Given exercise
Return every line below as is, leaving out the pictures.

## Begin Input material

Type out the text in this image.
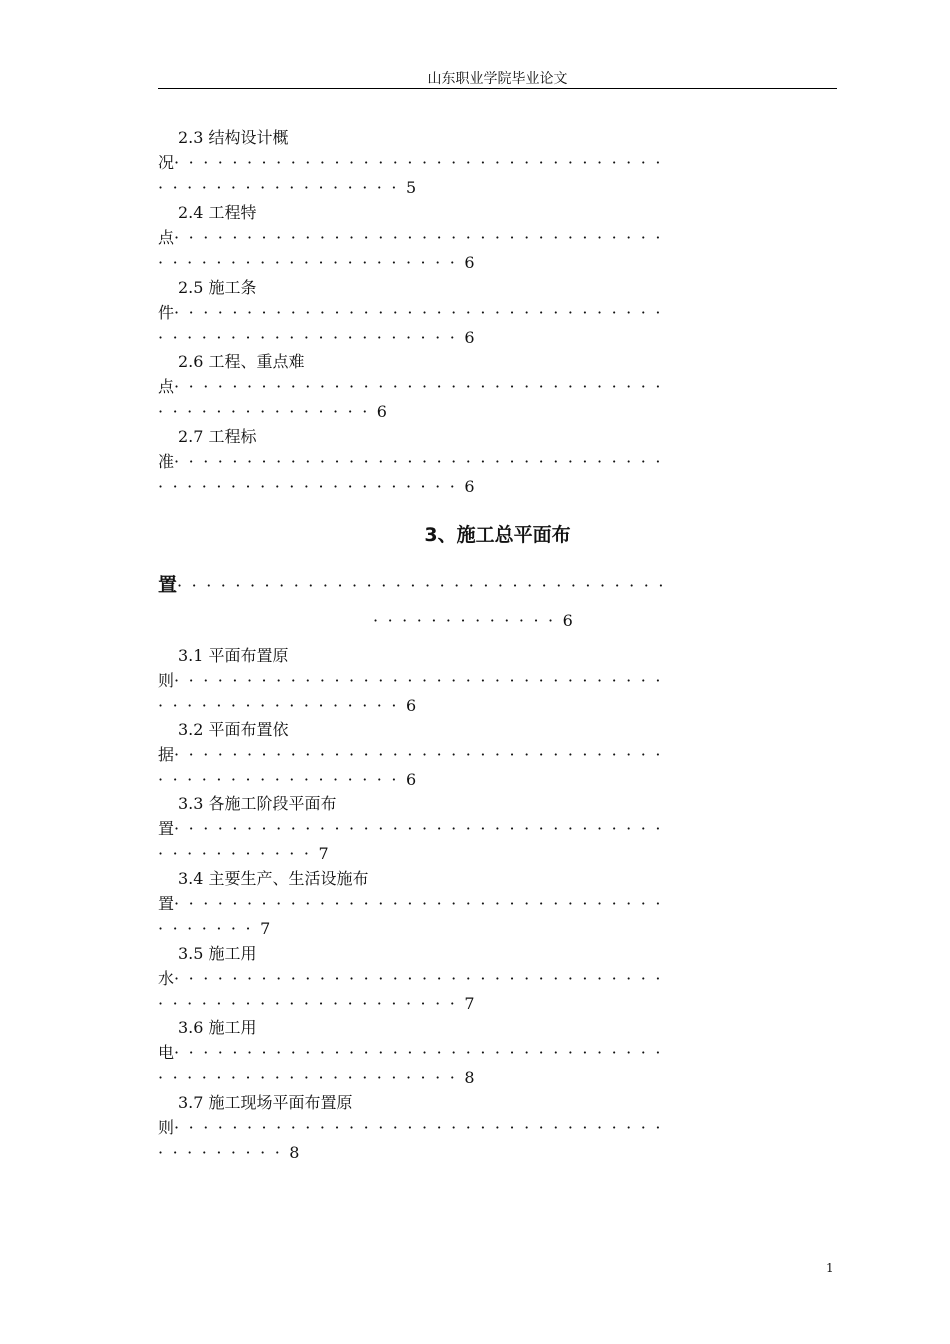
山东职业学院毕业论文
2.3 结构设计概
况··································
·················5
2.4 工程特
点··································
·····················6
2.5 施工条
件··································
·····················6
2.6 工程、重点难
点··································
···············6
2.7 工程标
准··································
·····················6
3、施工总平面布
置··································
·············6
3.1 平面布置原
则··································
·················6
3.2 平面布置依
据··································
·················6
3.3 各施工阶段平面布
置··································
···········7
3.4 主要生产、生活设施布
置··································
·······7
3.5 施工用
水··································
·····················7
3.6 施工用
电··································
·····················8
3.7 施工现场平面布置原
则··································
·········8
1
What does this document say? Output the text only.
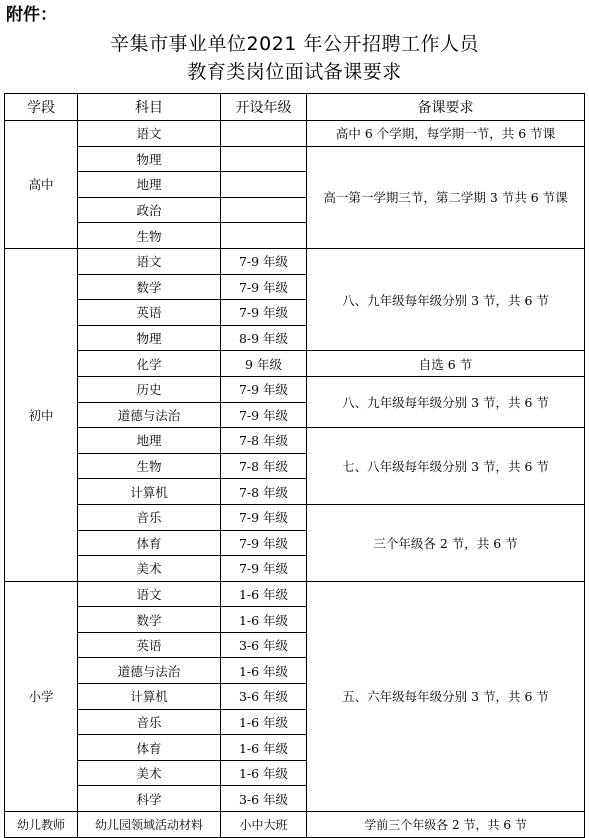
附件：
辛集市事业单位2021 年公开招聘工作人员
教育类岗位面试备课要求
学段	科目	开设年级	备课要求
高中	语文		高中 6 个学期，每学期一节，共 6 节课
	物理		高一第一学期三节，第二学期 3 节共 6 节课
	地理		
	政治		
	生物		
初中	语文	7-9 年级	八、九年级每年级分别 3 节，共 6 节
	数学	7-9 年级	
	英语	7-9 年级	
	物理	8-9 年级	
	化学	9 年级	自选 6 节
	历史	7-9 年级	八、九年级每年级分别 3 节，共 6 节
	道德与法治	7-9 年级	
	地理	7-8 年级	七、八年级每年级分别 3 节，共 6 节
	生物	7-8 年级	
	计算机	7-8 年级	
	音乐	7-9 年级	三个年级各 2 节，共 6 节
	体育	7-9 年级	
	美术	7-9 年级	
小学	语文	1-6 年级	五、六年级每年级分别 3 节，共 6 节
	数学	1-6 年级	
	英语	3-6 年级	
	道德与法治	1-6 年级	
	计算机	3-6 年级	
	音乐	1-6 年级	
	体育	1-6 年级	
	美术	1-6 年级	
	科学	3-6 年级	
幼儿教师	幼儿园领域活动材料	小中大班	学前三个年级各 2 节，共 6 节
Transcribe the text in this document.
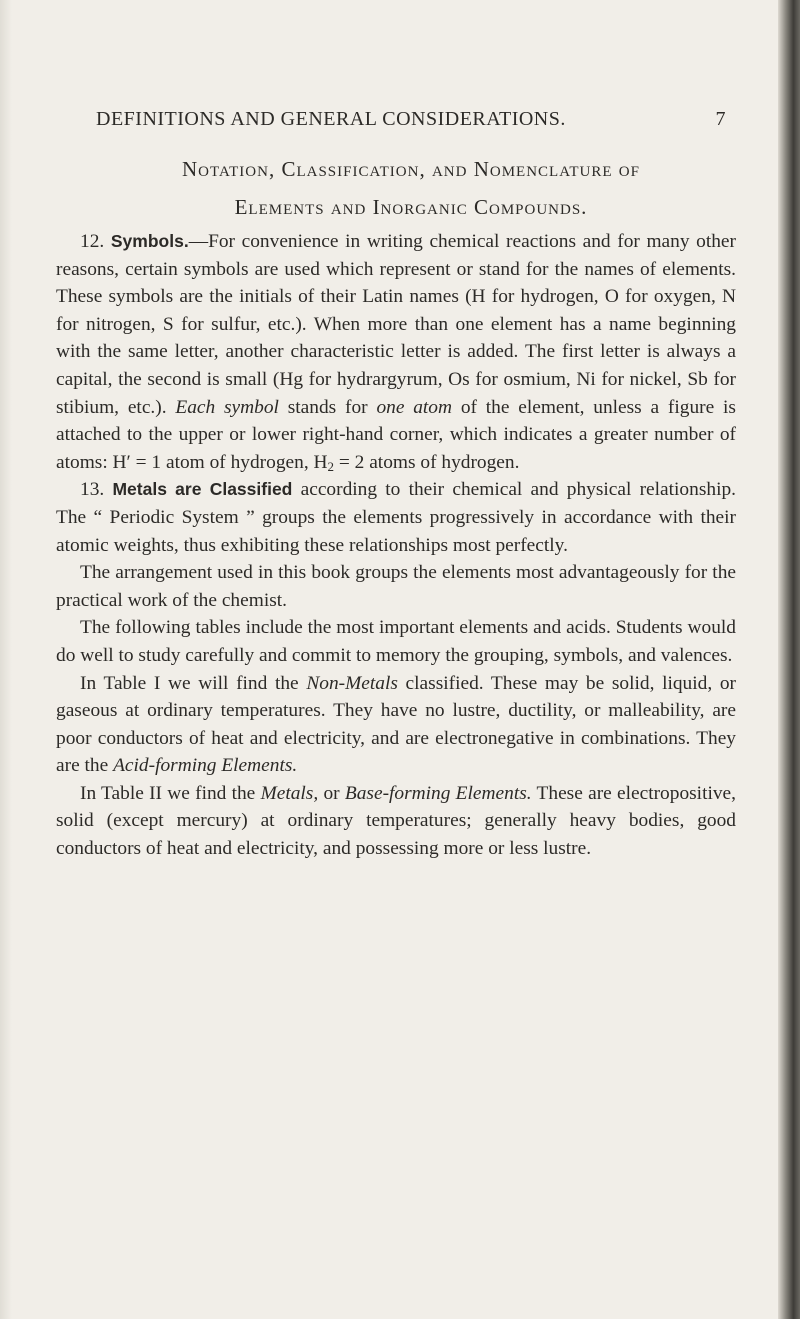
DEFINITIONS AND GENERAL CONSIDERATIONS.	7
Notation, Classification, and Nomenclature of
Elements and Inorganic Compounds.

12. Symbols.—For convenience in writing chemical reactions and for many other reasons, certain symbols are used which represent or stand for the names of elements. These symbols are the initials of their Latin names (H for hydrogen, O for oxygen, N for nitrogen, S for sulfur, etc.). When more than one element has a name beginning with the same letter, another characteristic letter is added. The first letter is always a capital, the second is small (Hg for hydrargyrum, Os for osmium, Ni for nickel, Sb for stibium, etc.). Each symbol stands for one atom of the element, unless a figure is attached to the upper or lower right-hand corner, which indicates a greater number of atoms: H′ = 1 atom of hydrogen, $H_2 = 2$ atoms of hydrogen.

13. Metals are Classified according to their chemical and physical relationship. The “ Periodic System ” groups the elements progressively in accordance with their atomic weights, thus exhibiting these relationships most perfectly.

The arrangement used in this book groups the elements most advantageously for the practical work of the chemist.

The following tables include the most important elements and acids. Students would do well to study carefully and commit to memory the grouping, symbols, and valences.

In Table I we will find the Non-Metals classified. These may be solid, liquid, or gaseous at ordinary temperatures. They have no lustre, ductility, or malleability, are poor conductors of heat and electricity, and are electronegative in combinations. They are the Acid-forming Elements.

In Table II we find the Metals, or Base-forming Elements. These are electropositive, solid (except mercury) at ordinary temperatures; generally heavy bodies, good conductors of heat and electricity, and possessing more or less lustre.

## End Input material

Final result
Type out the text in this image.
山东职业学院毕业论文
2.3 结构设计概
况··································
·················5
2.4 工程特
点··································
·····················6
2.5 施工条
件··································
·····················6
2.6 工程、重点难
点··································
···············6
2.7 工程标
准··································
·····················6
3、施工总平面布
置··································
·············6
3.1 平面布置原
则··································
·················6
3.2 平面布置依
据··································
·················6
3.3 各施工阶段平面布
置··································
···········7
3.4 主要生产、生活设施布
置··································
·······7
3.5 施工用
水··································
·····················7
3.6 施工用
电··································
·····················8
3.7 施工现场平面布置原
则··································
·········8
1
What does this document say? Output the text only.
附件：
辛集市事业单位2021 年公开招聘工作人员
教育类岗位面试备课要求
学段	科目	开设年级	备课要求
高中	语文		高中 6 个学期，每学期一节，共 6 节课
	物理		高一第一学期三节，第二学期 3 节共 6 节课
	地理		
	政治		
	生物		
初中	语文	7-9 年级	八、九年级每年级分别 3 节，共 6 节
	数学	7-9 年级	
	英语	7-9 年级	
	物理	8-9 年级	
	化学	9 年级	自选 6 节
	历史	7-9 年级	八、九年级每年级分别 3 节，共 6 节
	道德与法治	7-9 年级	
	地理	7-8 年级	七、八年级每年级分别 3 节，共 6 节
	生物	7-8 年级	
	计算机	7-8 年级	
	音乐	7-9 年级	三个年级各 2 节，共 6 节
	体育	7-9 年级	
	美术	7-9 年级	
小学	语文	1-6 年级	五、六年级每年级分别 3 节，共 6 节
	数学	1-6 年级	
	英语	3-6 年级	
	道德与法治	1-6 年级	
	计算机	3-6 年级	
	音乐	1-6 年级	
	体育	1-6 年级	
	美术	1-6 年级	
	科学	3-6 年级	
幼儿教师	幼儿园领域活动材料	小中大班	学前三个年级各 2 节，共 6 节
Transcribe the text in this document.
DEFINITIONS AND GENERAL CONSIDERATIONS.	7
Notation, Classification, and Nomenclature of
Elements and Inorganic Compounds.

12. Symbols.—For convenience in writing chemical reactions and for many other reasons, certain symbols are used which represent or stand for the names of elements. These symbols are the initials of their Latin names (H for hydrogen, O for oxygen, N for nitrogen, S for sulfur, etc.). When more than one element has a name beginning with the same letter, another characteristic letter is added. The first letter is always a capital, the second is small (Hg for hydrargyrum, Os for osmium, Ni for nickel, Sb for stibium, etc.). Each symbol stands for one atom of the element, unless a figure is attached to the upper or lower right-hand corner, which indicates a greater number of atoms: H′ = 1 atom of hydrogen, $H_2 = 2$ atoms of hydrogen.

13. Metals are Classified according to their chemical and physical relationship. The “ Periodic System ” groups the elements progressively in accordance with their atomic weights, thus exhibiting these relationships most perfectly.

The arrangement used in this book groups the elements most advantageously for the practical work of the chemist.

The following tables include the most important elements and acids. Students would do well to study carefully and commit to memory the grouping, symbols, and valences.

In Table I we will find the Non-Metals classified. These may be solid, liquid, or gaseous at ordinary temperatures. They have no lustre, ductility, or malleability, are poor conductors of heat and electricity, and are electronegative in combinations. They are the Acid-forming Elements.

In Table II we find the Metals, or Base-forming Elements. These are electropositive, solid (except mercury) at ordinary temperatures; generally heavy bodies, good conductors of heat and electricity, and possessing more or less lustre.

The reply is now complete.